* _WRITTEN REQUEST_
Give the number of lines holding the string "screenshot", and nothing else.

* _INPUT MATERIAL_
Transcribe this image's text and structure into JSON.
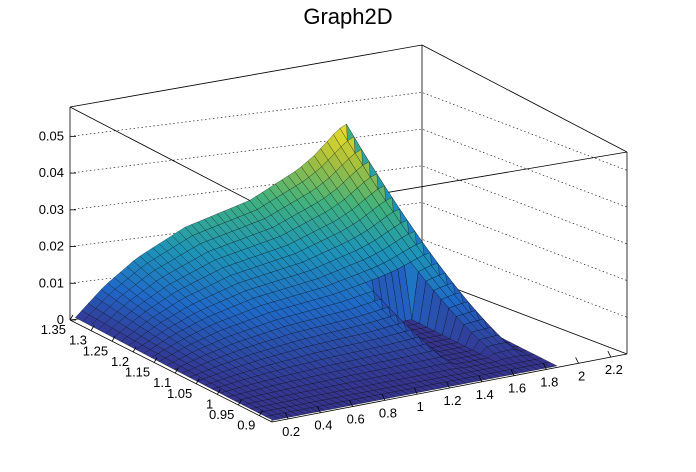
{
  "chart_data": {
    "type": "surface",
    "title": "Graph2D",
    "xlabel": "",
    "ylabel": "",
    "zlabel": "",
    "xlim": [
      0.1,
      2.3
    ],
    "ylim": [
      0.87,
      1.35
    ],
    "zlim": [
      0,
      0.058
    ],
    "x_ticks": [
      "0.2",
      "0.4",
      "0.6",
      "0.8",
      "1",
      "1.2",
      "1.4",
      "1.6",
      "1.8",
      "2",
      "2.2"
    ],
    "y_ticks": [
      "0.9",
      "0.95",
      "1",
      "1.05",
      "1.1",
      "1.15",
      "1.2",
      "1.25",
      "1.3",
      "1.35"
    ],
    "z_ticks": [
      "0",
      "0.01",
      "0.02",
      "0.03",
      "0.04",
      "0.05"
    ],
    "grid": true,
    "colormap": "viridis-like (blue to yellow)",
    "colors": [
      "#35348f",
      "#1f69c8",
      "#1e95b7",
      "#41b27d",
      "#a9c03c",
      "#f6e226"
    ],
    "surface_profile": {
      "x": [
        0.1,
        0.2,
        0.3,
        0.4,
        0.5,
        0.6,
        0.7,
        0.8,
        0.9,
        1.0,
        1.1,
        1.2,
        1.3,
        1.4,
        1.5,
        1.6,
        1.7,
        1.75,
        1.8,
        1.85
      ],
      "peak_z": [
        0.0,
        0.004,
        0.008,
        0.011,
        0.014,
        0.016,
        0.018,
        0.02,
        0.021,
        0.022,
        0.023,
        0.024,
        0.026,
        0.028,
        0.03,
        0.033,
        0.037,
        0.039,
        0.04,
        0.0
      ]
    },
    "gap_region": {
      "x_from": 1.42,
      "x_to": 1.65
    }
  }
}
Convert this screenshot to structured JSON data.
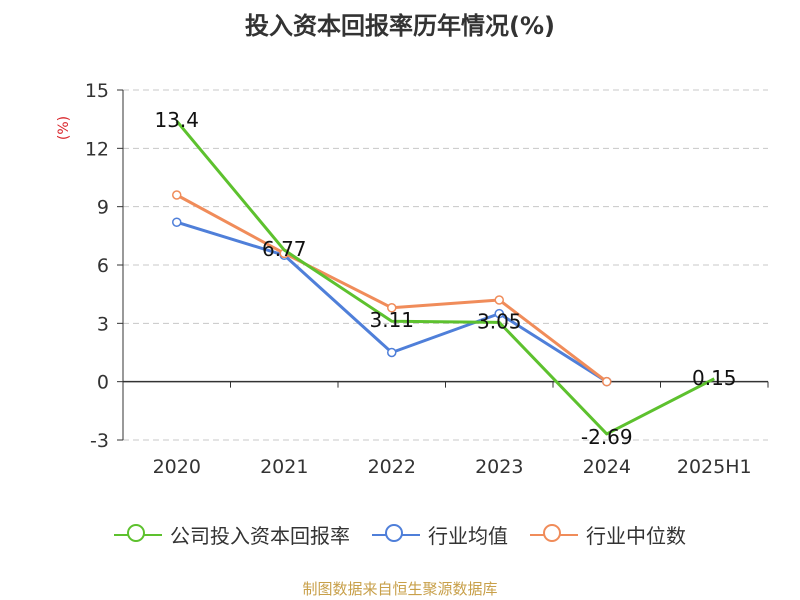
{
  "title": "投入资本回报率历年情况(%)",
  "source": "制图数据来自恒生聚源数据库",
  "chart_data": {
    "type": "line",
    "categories": [
      "2020",
      "2021",
      "2022",
      "2023",
      "2024",
      "2025H1"
    ],
    "ylabel": "(%)",
    "ylim": [
      -3,
      15
    ],
    "yticks": [
      -3,
      0,
      3,
      6,
      9,
      12,
      15
    ],
    "grid": true,
    "legend_position": "bottom",
    "series": [
      {
        "name": "公司投入资本回报率",
        "color": "#5dc12e",
        "values": [
          13.4,
          6.77,
          3.11,
          3.05,
          -2.69,
          0.15
        ],
        "labels": [
          "13.4",
          "6.77",
          "3.11",
          "3.05",
          "-2.69",
          "0.15"
        ]
      },
      {
        "name": "行业均值",
        "color": "#4f7fd9",
        "values": [
          8.2,
          6.5,
          1.5,
          3.5,
          0.0,
          null
        ]
      },
      {
        "name": "行业中位数",
        "color": "#f08c5a",
        "values": [
          9.6,
          6.6,
          3.8,
          4.2,
          0.0,
          null
        ]
      }
    ]
  }
}
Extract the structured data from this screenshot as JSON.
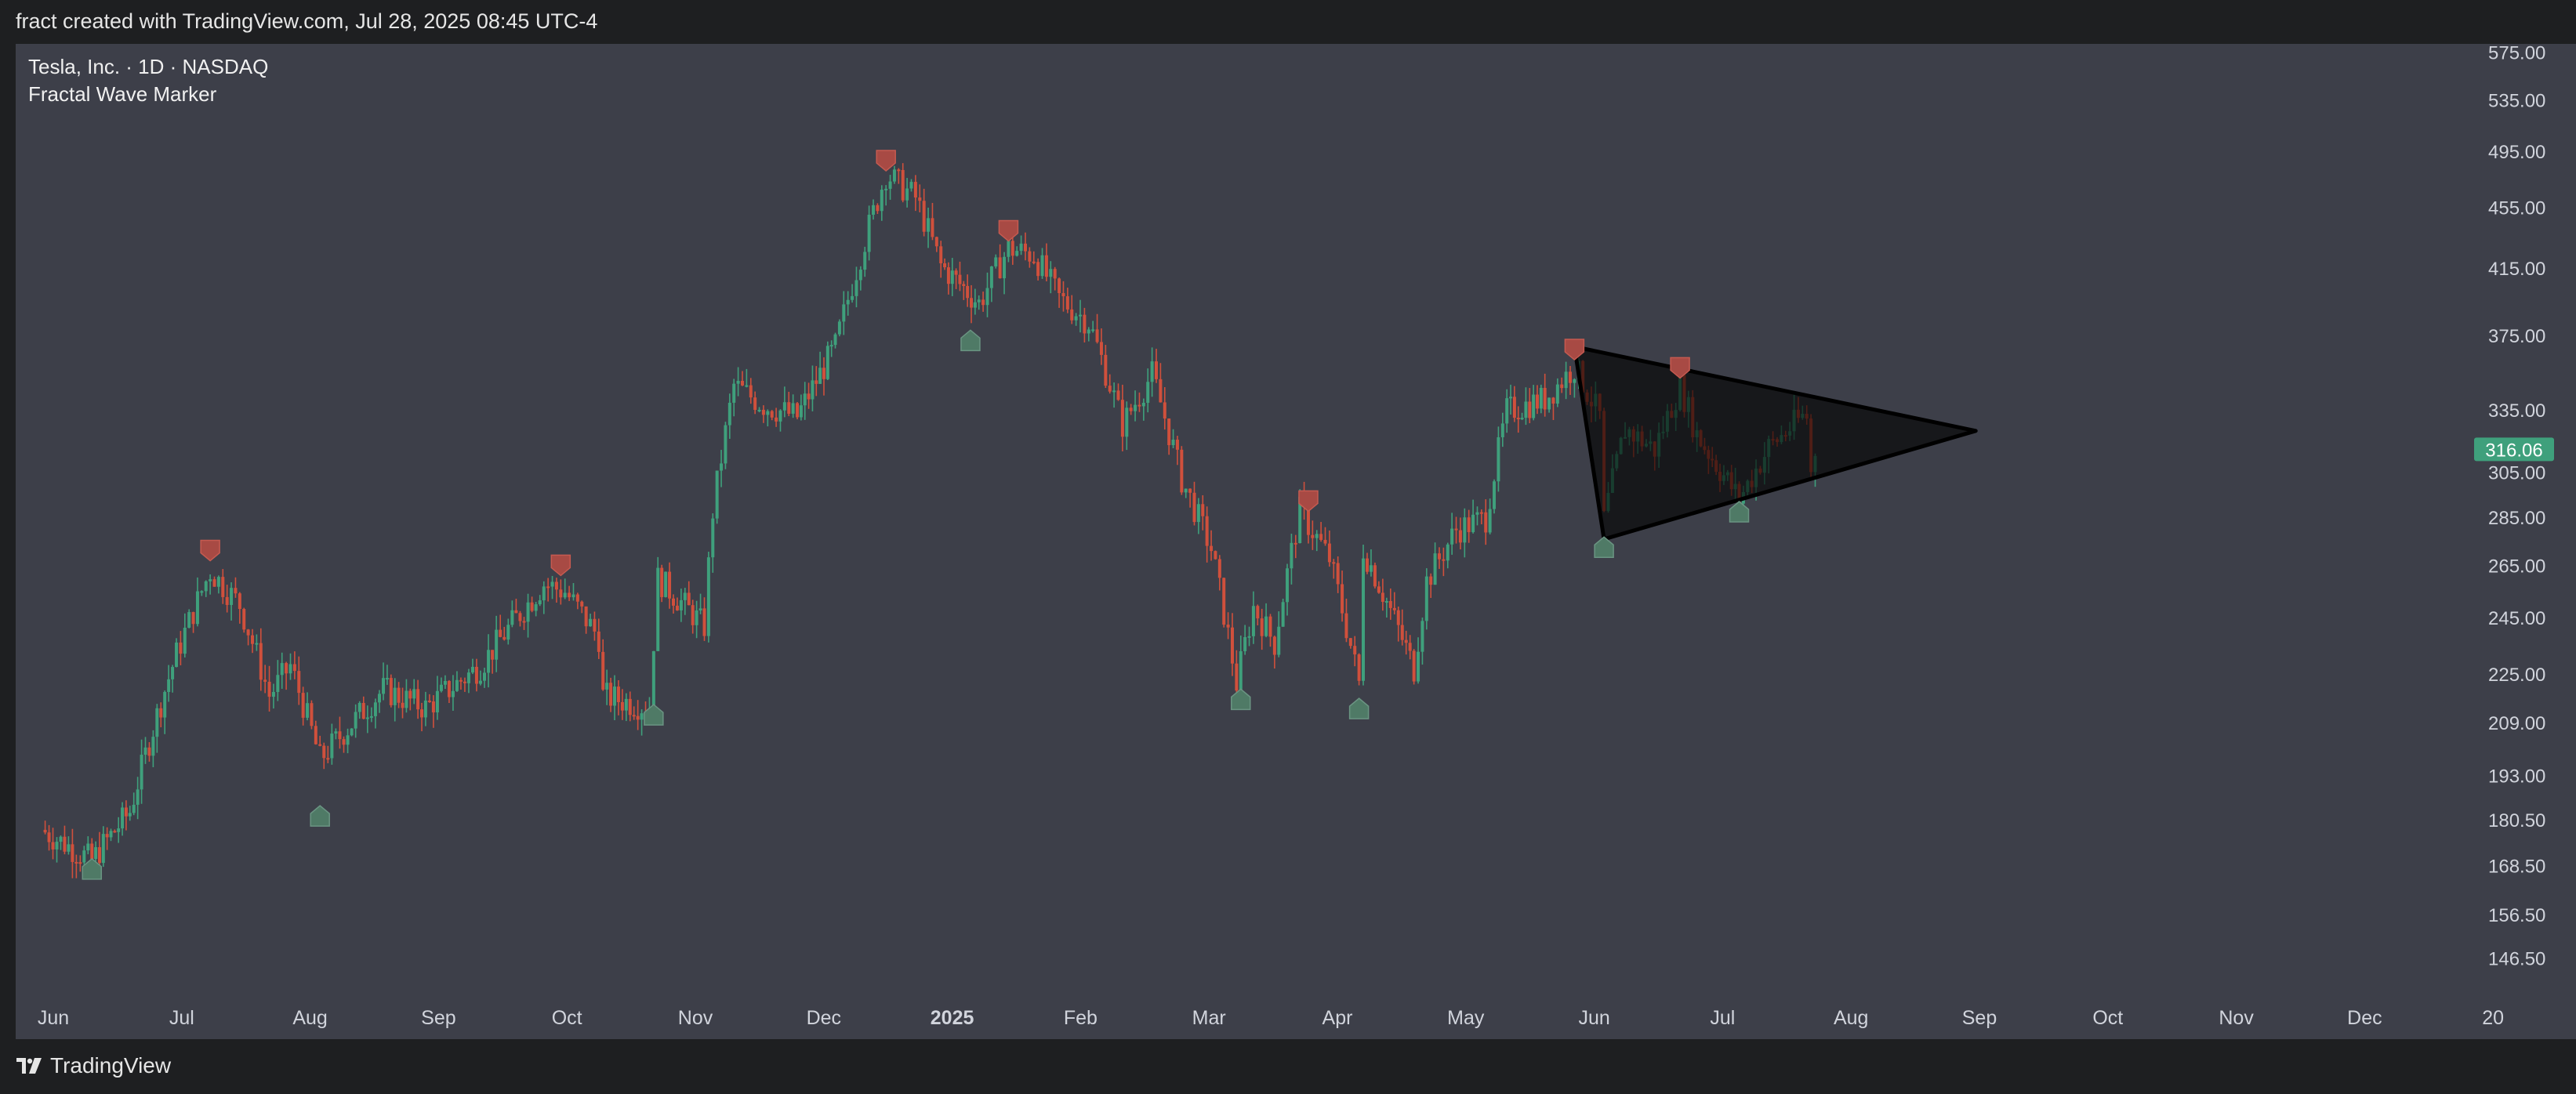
{
  "header": {
    "caption": "fract created with TradingView.com, Jul 28, 2025 08:45 UTC-4"
  },
  "legend": {
    "symbol_line": "Tesla, Inc. · 1D · NASDAQ",
    "indicator": "Fractal Wave Marker"
  },
  "footer": {
    "brand": "TradingView",
    "logo_icon": "tradingview-logo-icon"
  },
  "colors": {
    "up": "#3fa07c",
    "down": "#d0503c",
    "marker_top": "#a84a44",
    "marker_bottom": "#4f7a66",
    "triangle": "#000000",
    "last_price_bg": "#3fa07c"
  },
  "chart_data": {
    "type": "candlestick",
    "symbol": "Tesla, Inc.",
    "interval": "1D",
    "exchange": "NASDAQ",
    "indicator": "Fractal Wave Marker",
    "price_ticks": [
      575.0,
      535.0,
      495.0,
      455.0,
      415.0,
      375.0,
      335.0,
      305.0,
      285.0,
      265.0,
      245.0,
      225.0,
      209.0,
      193.0,
      180.5,
      168.5,
      156.5,
      146.5
    ],
    "last_price": "316.06",
    "ylim": [
      140,
      580
    ],
    "scale": "log",
    "time_ticks": [
      {
        "label": "Jun",
        "bold": false
      },
      {
        "label": "Jul",
        "bold": false
      },
      {
        "label": "Aug",
        "bold": false
      },
      {
        "label": "Sep",
        "bold": false
      },
      {
        "label": "Oct",
        "bold": false
      },
      {
        "label": "Nov",
        "bold": false
      },
      {
        "label": "Dec",
        "bold": false
      },
      {
        "label": "2025",
        "bold": true
      },
      {
        "label": "Feb",
        "bold": false
      },
      {
        "label": "Mar",
        "bold": false
      },
      {
        "label": "Apr",
        "bold": false
      },
      {
        "label": "May",
        "bold": false
      },
      {
        "label": "Jun",
        "bold": false
      },
      {
        "label": "Jul",
        "bold": false
      },
      {
        "label": "Aug",
        "bold": false
      },
      {
        "label": "Sep",
        "bold": false
      },
      {
        "label": "Oct",
        "bold": false
      },
      {
        "label": "Nov",
        "bold": false
      },
      {
        "label": "Dec",
        "bold": false
      },
      {
        "label": "20",
        "bold": false
      }
    ],
    "swing_points": [
      {
        "date": "2024-05-31",
        "close": 178
      },
      {
        "date": "2024-06-12",
        "close": 170
      },
      {
        "date": "2024-06-21",
        "close": 183
      },
      {
        "date": "2024-07-02",
        "close": 232
      },
      {
        "date": "2024-07-10",
        "close": 263
      },
      {
        "date": "2024-07-17",
        "close": 250
      },
      {
        "date": "2024-07-24",
        "close": 218
      },
      {
        "date": "2024-07-29",
        "close": 228
      },
      {
        "date": "2024-08-05",
        "close": 198
      },
      {
        "date": "2024-08-20",
        "close": 220
      },
      {
        "date": "2024-08-30",
        "close": 214
      },
      {
        "date": "2024-09-12",
        "close": 228
      },
      {
        "date": "2024-09-27",
        "close": 258
      },
      {
        "date": "2024-10-02",
        "close": 255
      },
      {
        "date": "2024-10-10",
        "close": 238
      },
      {
        "date": "2024-10-11",
        "close": 218
      },
      {
        "date": "2024-10-22",
        "close": 214
      },
      {
        "date": "2024-10-24",
        "close": 260
      },
      {
        "date": "2024-11-04",
        "close": 242
      },
      {
        "date": "2024-11-06",
        "close": 288
      },
      {
        "date": "2024-11-11",
        "close": 348
      },
      {
        "date": "2024-11-18",
        "close": 338
      },
      {
        "date": "2024-11-26",
        "close": 332
      },
      {
        "date": "2024-12-05",
        "close": 369
      },
      {
        "date": "2024-12-11",
        "close": 424
      },
      {
        "date": "2024-12-17",
        "close": 479
      },
      {
        "date": "2024-12-24",
        "close": 462
      },
      {
        "date": "2024-12-30",
        "close": 417
      },
      {
        "date": "2025-01-08",
        "close": 394
      },
      {
        "date": "2025-01-15",
        "close": 428
      },
      {
        "date": "2025-01-21",
        "close": 424
      },
      {
        "date": "2025-01-27",
        "close": 397
      },
      {
        "date": "2025-02-03",
        "close": 383
      },
      {
        "date": "2025-02-11",
        "close": 328
      },
      {
        "date": "2025-02-18",
        "close": 354
      },
      {
        "date": "2025-02-25",
        "close": 302
      },
      {
        "date": "2025-03-04",
        "close": 272
      },
      {
        "date": "2025-03-10",
        "close": 222
      },
      {
        "date": "2025-03-14",
        "close": 249
      },
      {
        "date": "2025-03-19",
        "close": 236
      },
      {
        "date": "2025-03-25",
        "close": 288
      },
      {
        "date": "2025-04-01",
        "close": 268
      },
      {
        "date": "2025-04-08",
        "close": 222
      },
      {
        "date": "2025-04-09",
        "close": 272
      },
      {
        "date": "2025-04-21",
        "close": 227
      },
      {
        "date": "2025-04-24",
        "close": 259
      },
      {
        "date": "2025-05-01",
        "close": 280
      },
      {
        "date": "2025-05-08",
        "close": 285
      },
      {
        "date": "2025-05-13",
        "close": 335
      },
      {
        "date": "2025-05-22",
        "close": 341
      },
      {
        "date": "2025-05-29",
        "close": 358
      },
      {
        "date": "2025-06-04",
        "close": 332
      },
      {
        "date": "2025-06-05",
        "close": 284
      },
      {
        "date": "2025-06-10",
        "close": 326
      },
      {
        "date": "2025-06-17",
        "close": 316
      },
      {
        "date": "2025-06-23",
        "close": 348
      },
      {
        "date": "2025-06-27",
        "close": 323
      },
      {
        "date": "2025-07-07",
        "close": 293
      },
      {
        "date": "2025-07-14",
        "close": 317
      },
      {
        "date": "2025-07-22",
        "close": 332
      },
      {
        "date": "2025-07-23",
        "close": 332
      },
      {
        "date": "2025-07-24",
        "close": 305
      },
      {
        "date": "2025-07-25",
        "close": 316
      }
    ],
    "fractal_markers": [
      {
        "date": "2024-06-12",
        "price": 168,
        "kind": "bottom"
      },
      {
        "date": "2024-07-10",
        "price": 271,
        "kind": "top"
      },
      {
        "date": "2024-08-05",
        "price": 182,
        "kind": "bottom"
      },
      {
        "date": "2024-10-01",
        "price": 265,
        "kind": "top"
      },
      {
        "date": "2024-10-23",
        "price": 212,
        "kind": "bottom"
      },
      {
        "date": "2024-12-17",
        "price": 488,
        "kind": "top"
      },
      {
        "date": "2025-01-06",
        "price": 373,
        "kind": "bottom"
      },
      {
        "date": "2025-01-15",
        "price": 439,
        "kind": "top"
      },
      {
        "date": "2025-03-11",
        "price": 217,
        "kind": "bottom"
      },
      {
        "date": "2025-03-27",
        "price": 292,
        "kind": "top"
      },
      {
        "date": "2025-04-08",
        "price": 214,
        "kind": "bottom"
      },
      {
        "date": "2025-05-29",
        "price": 367,
        "kind": "top"
      },
      {
        "date": "2025-06-05",
        "price": 273,
        "kind": "bottom"
      },
      {
        "date": "2025-06-23",
        "price": 357,
        "kind": "top"
      },
      {
        "date": "2025-07-07",
        "price": 288,
        "kind": "bottom"
      }
    ],
    "triangle_pattern": [
      {
        "date": "2025-05-29",
        "price": 369
      },
      {
        "date": "2025-09-01",
        "price": 325
      },
      {
        "date": "2025-06-05",
        "price": 276
      }
    ],
    "grid": false,
    "legend_position": "top-left"
  }
}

* _EXERCISE RESULT_
2